[Lines of data]
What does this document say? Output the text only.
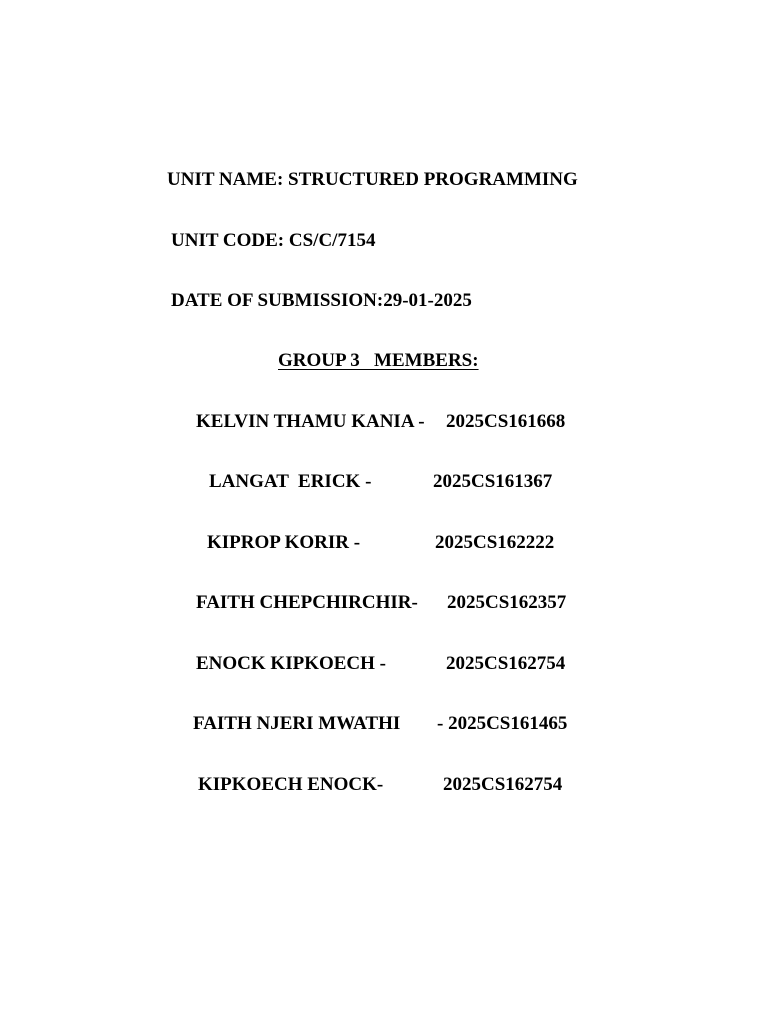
UNIT NAME: STRUCTURED PROGRAMMING
UNIT CODE: CS/C/7154
DATE OF SUBMISSION:29-01-2025
GROUP 3   MEMBERS:
KELVIN THAMU KANIA - 2025CS161668
LANGAT  ERICK -	2025CS161367
KIPROP KORIR -	2025CS162222
FAITH CHEPCHIRCHIR- 2025CS162357
ENOCK KIPKOECH -	2025CS162754
FAITH NJERI MWATHI - 2025CS161465
KIPKOECH ENOCK-	2025CS162754
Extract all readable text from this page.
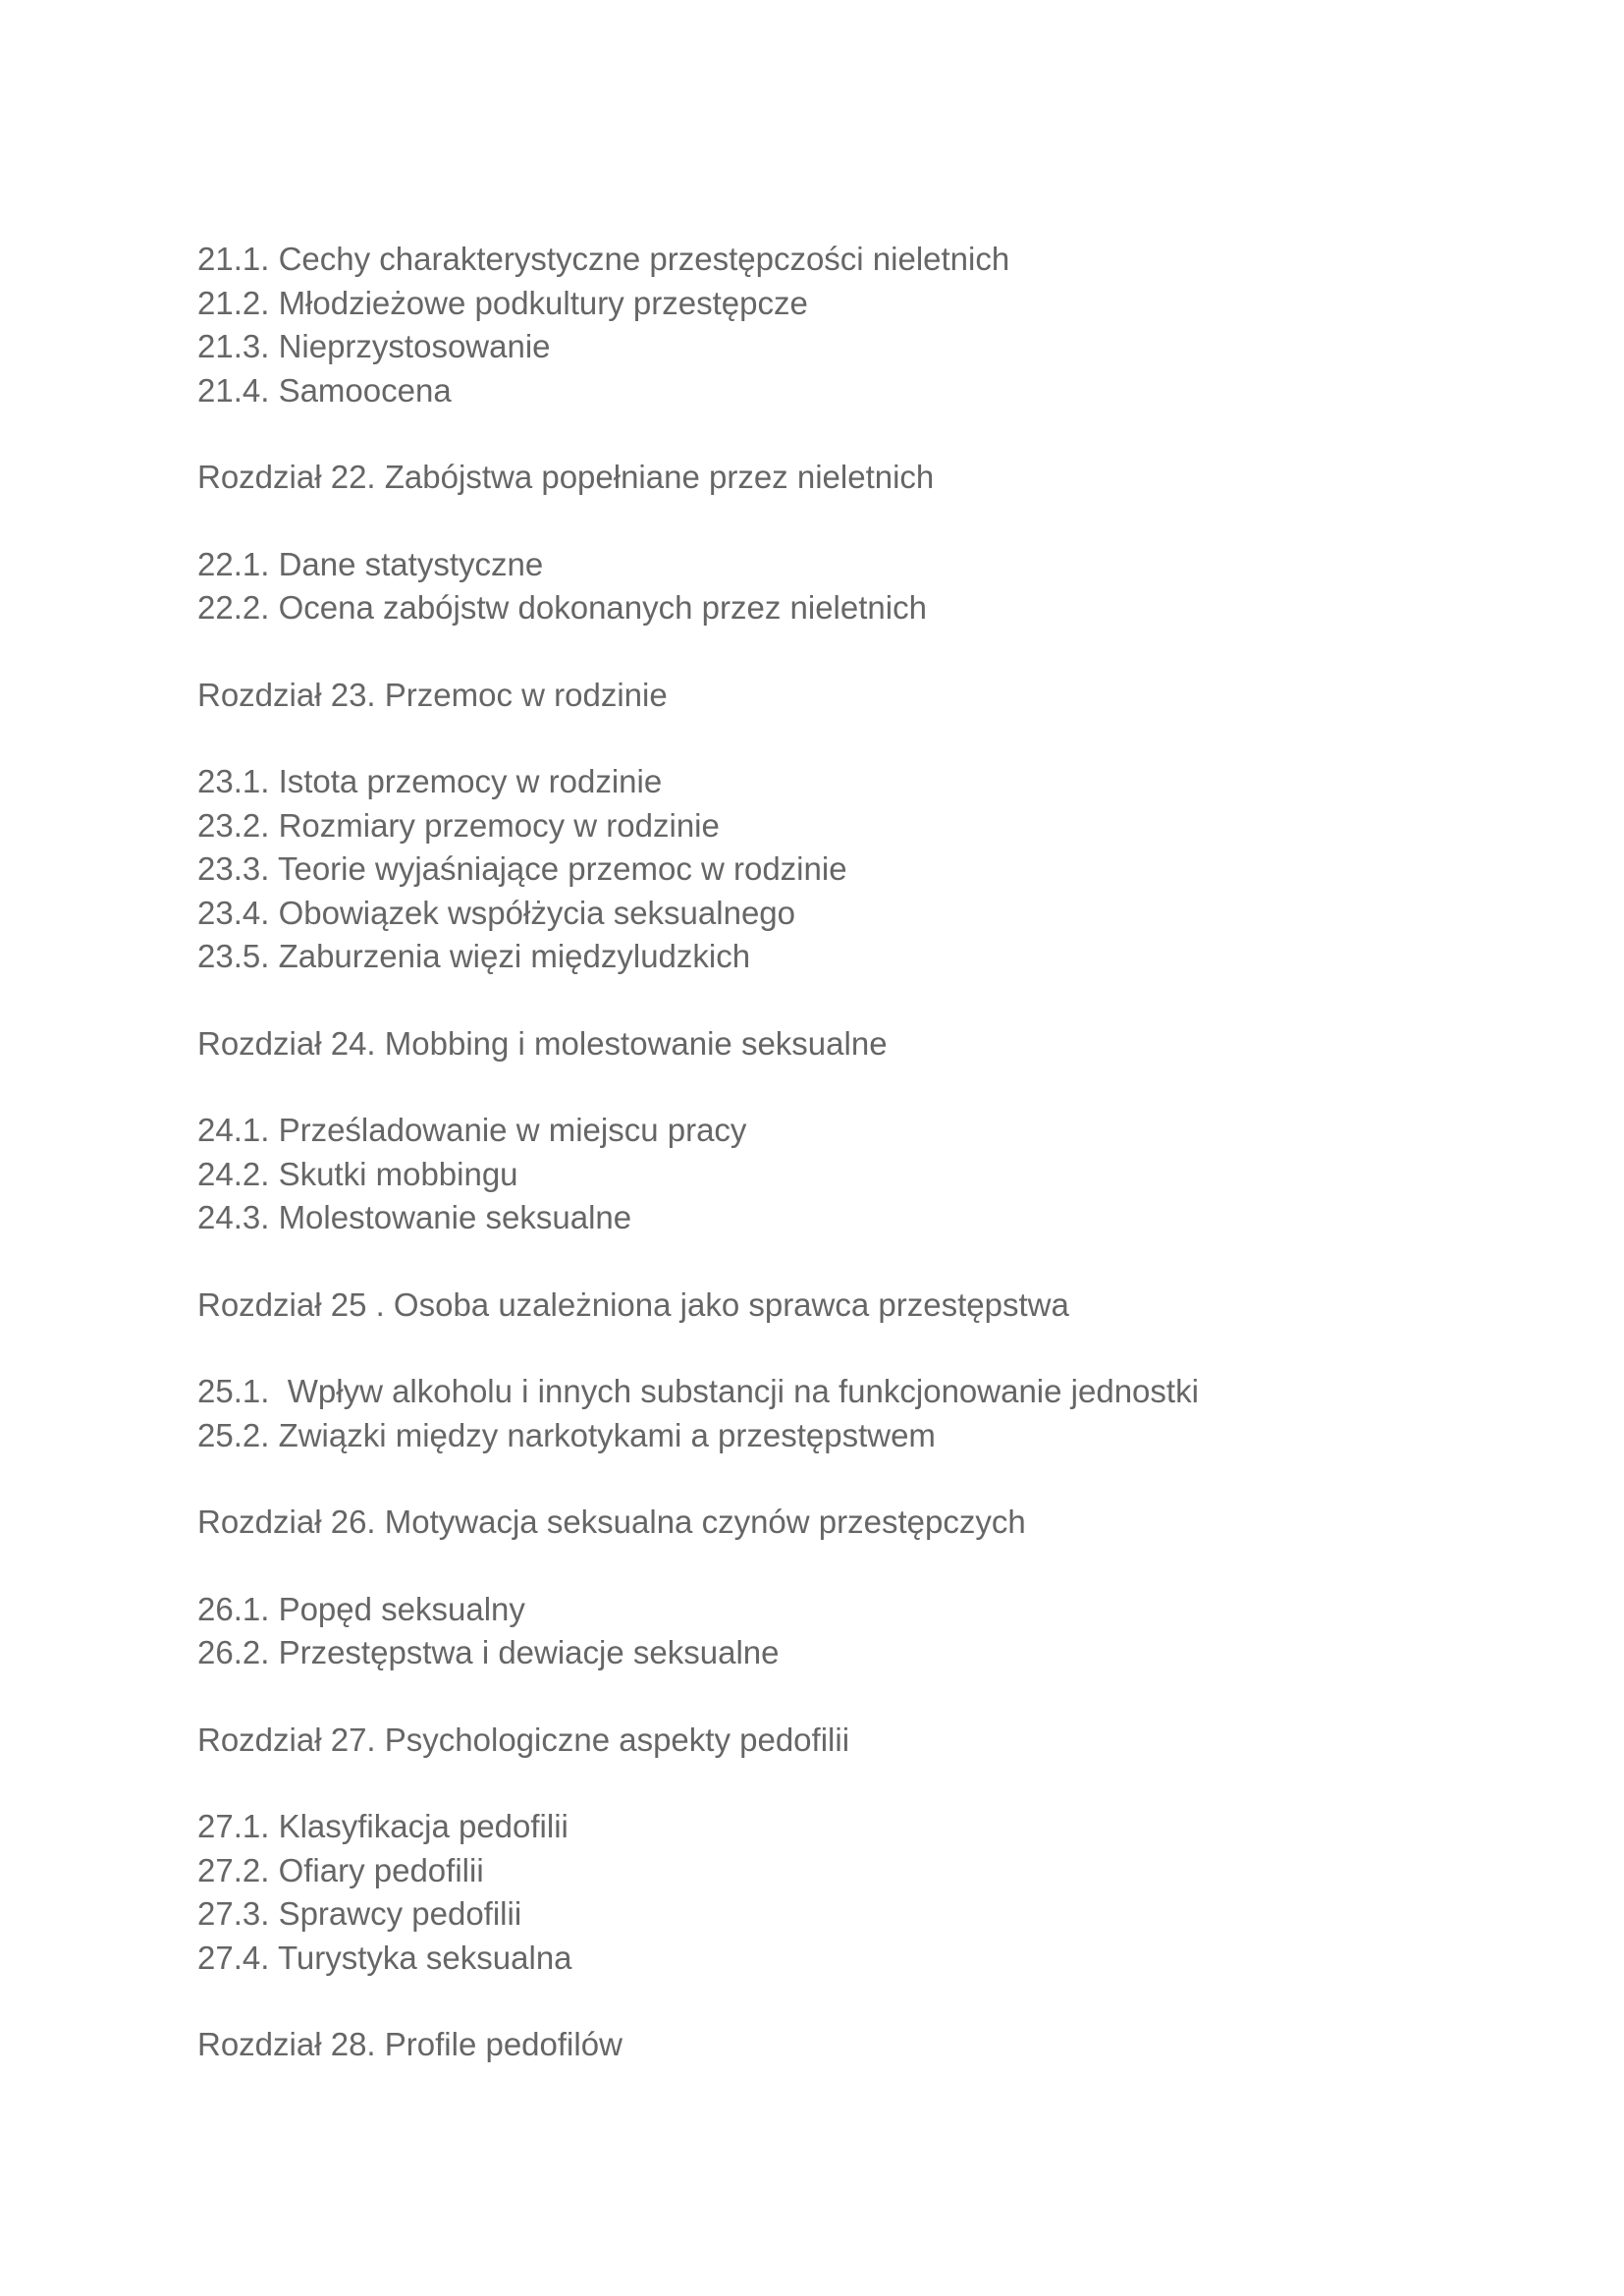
21.1. Cechy charakterystyczne przestępczości nieletnich
21.2. Młodzieżowe podkultury przestępcze
21.3. Nieprzystosowanie
21.4. Samoocena
Rozdział 22. Zabójstwa popełniane przez nieletnich
22.1. Dane statystyczne
22.2. Ocena zabójstw dokonanych przez nieletnich
Rozdział 23. Przemoc w rodzinie
23.1. Istota przemocy w rodzinie
23.2. Rozmiary przemocy w rodzinie
23.3. Teorie wyjaśniające przemoc w rodzinie
23.4. Obowiązek współżycia seksualnego
23.5. Zaburzenia więzi międzyludzkich
Rozdział 24. Mobbing i molestowanie seksualne
24.1. Prześladowanie w miejscu pracy
24.2. Skutki mobbingu
24.3. Molestowanie seksualne
Rozdział 25 . Osoba uzależniona jako sprawca przestępstwa
25.1.  Wpływ alkoholu i innych substancji na funkcjonowanie jednostki
25.2. Związki między narkotykami a przestępstwem
Rozdział 26. Motywacja seksualna czynów przestępczych
26.1. Popęd seksualny
26.2. Przestępstwa i dewiacje seksualne
Rozdział 27. Psychologiczne aspekty pedofilii
27.1. Klasyfikacja pedofilii
27.2. Ofiary pedofilii
27.3. Sprawcy pedofilii
27.4. Turystyka seksualna
Rozdział 28. Profile pedofilów
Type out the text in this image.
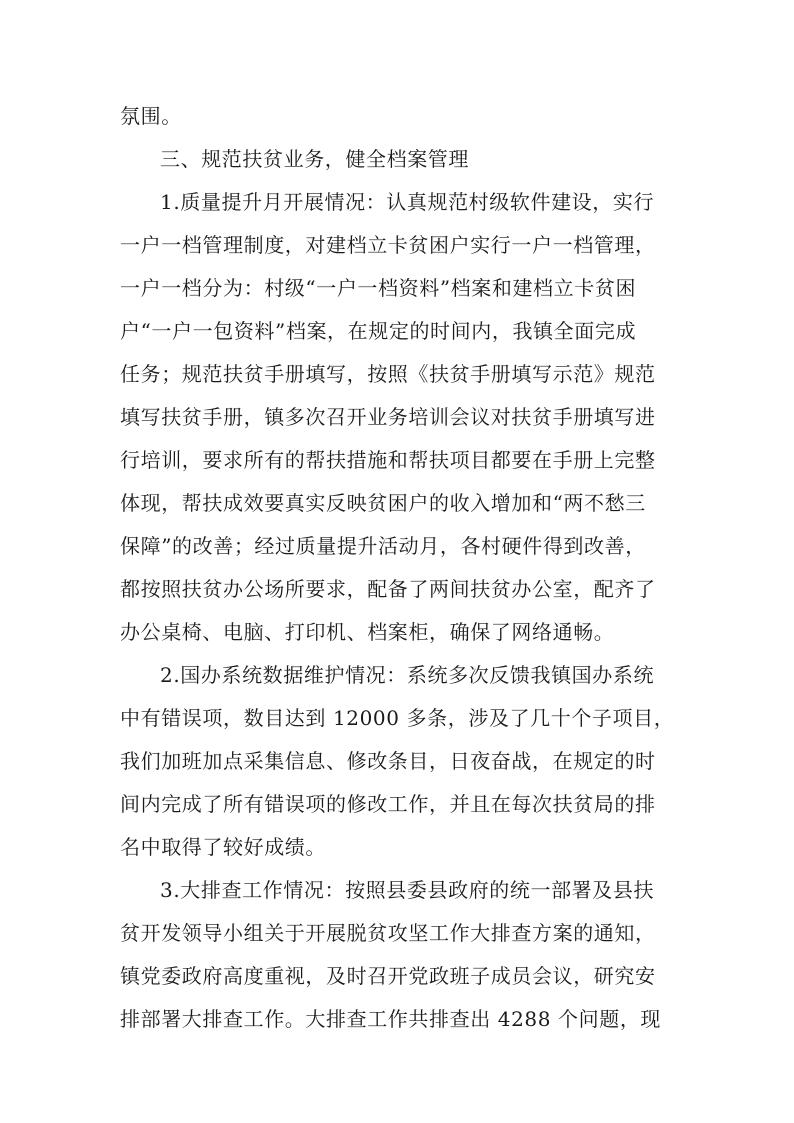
氛围。
三、规范扶贫业务，健全档案管理
1.质量提升月开展情况：认真规范村级软件建设，实行
一户一档管理制度，对建档立卡贫困户实行一户一档管理，
一户一档分为：村级“一户一档资料”档案和建档立卡贫困
户“一户一包资料”档案，在规定的时间内，我镇全面完成
任务；规范扶贫手册填写，按照《扶贫手册填写示范》规范
填写扶贫手册，镇多次召开业务培训会议对扶贫手册填写进
行培训，要求所有的帮扶措施和帮扶项目都要在手册上完整
体现，帮扶成效要真实反映贫困户的收入增加和“两不愁三
保障”的改善；经过质量提升活动月，各村硬件得到改善，
都按照扶贫办公场所要求，配备了两间扶贫办公室，配齐了
办公桌椅、电脑、打印机、档案柜，确保了网络通畅。
2.国办系统数据维护情况：系统多次反馈我镇国办系统
中有错误项，数目达到 12000 多条，涉及了几十个子项目，
我们加班加点采集信息、修改条目，日夜奋战，在规定的时
间内完成了所有错误项的修改工作，并且在每次扶贫局的排
名中取得了较好成绩。
3.大排查工作情况：按照县委县政府的统一部署及县扶
贫开发领导小组关于开展脱贫攻坚工作大排查方案的通知，
镇党委政府高度重视，及时召开党政班子成员会议，研究安
排部署大排查工作。大排查工作共排查出 4288 个问题，现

* _What is required_
Write out exactly, and nothing more than, the lines of the entries above from the line containing "Type out the text in this image." through the final line; omit any pictures.

* _Task result_
Type out the text in this image.
氛围。
三、规范扶贫业务，健全档案管理
1.质量提升月开展情况：认真规范村级软件建设，实行
一户一档管理制度，对建档立卡贫困户实行一户一档管理，
一户一档分为：村级“一户一档资料”档案和建档立卡贫困
户“一户一包资料”档案，在规定的时间内，我镇全面完成
任务；规范扶贫手册填写，按照《扶贫手册填写示范》规范
填写扶贫手册，镇多次召开业务培训会议对扶贫手册填写进
行培训，要求所有的帮扶措施和帮扶项目都要在手册上完整
体现，帮扶成效要真实反映贫困户的收入增加和“两不愁三
保障”的改善；经过质量提升活动月，各村硬件得到改善，
都按照扶贫办公场所要求，配备了两间扶贫办公室，配齐了
办公桌椅、电脑、打印机、档案柜，确保了网络通畅。
2.国办系统数据维护情况：系统多次反馈我镇国办系统
中有错误项，数目达到 12000 多条，涉及了几十个子项目，
我们加班加点采集信息、修改条目，日夜奋战，在规定的时
间内完成了所有错误项的修改工作，并且在每次扶贫局的排
名中取得了较好成绩。
3.大排查工作情况：按照县委县政府的统一部署及县扶
贫开发领导小组关于开展脱贫攻坚工作大排查方案的通知，
镇党委政府高度重视，及时召开党政班子成员会议，研究安
排部署大排查工作。大排查工作共排查出 4288 个问题，现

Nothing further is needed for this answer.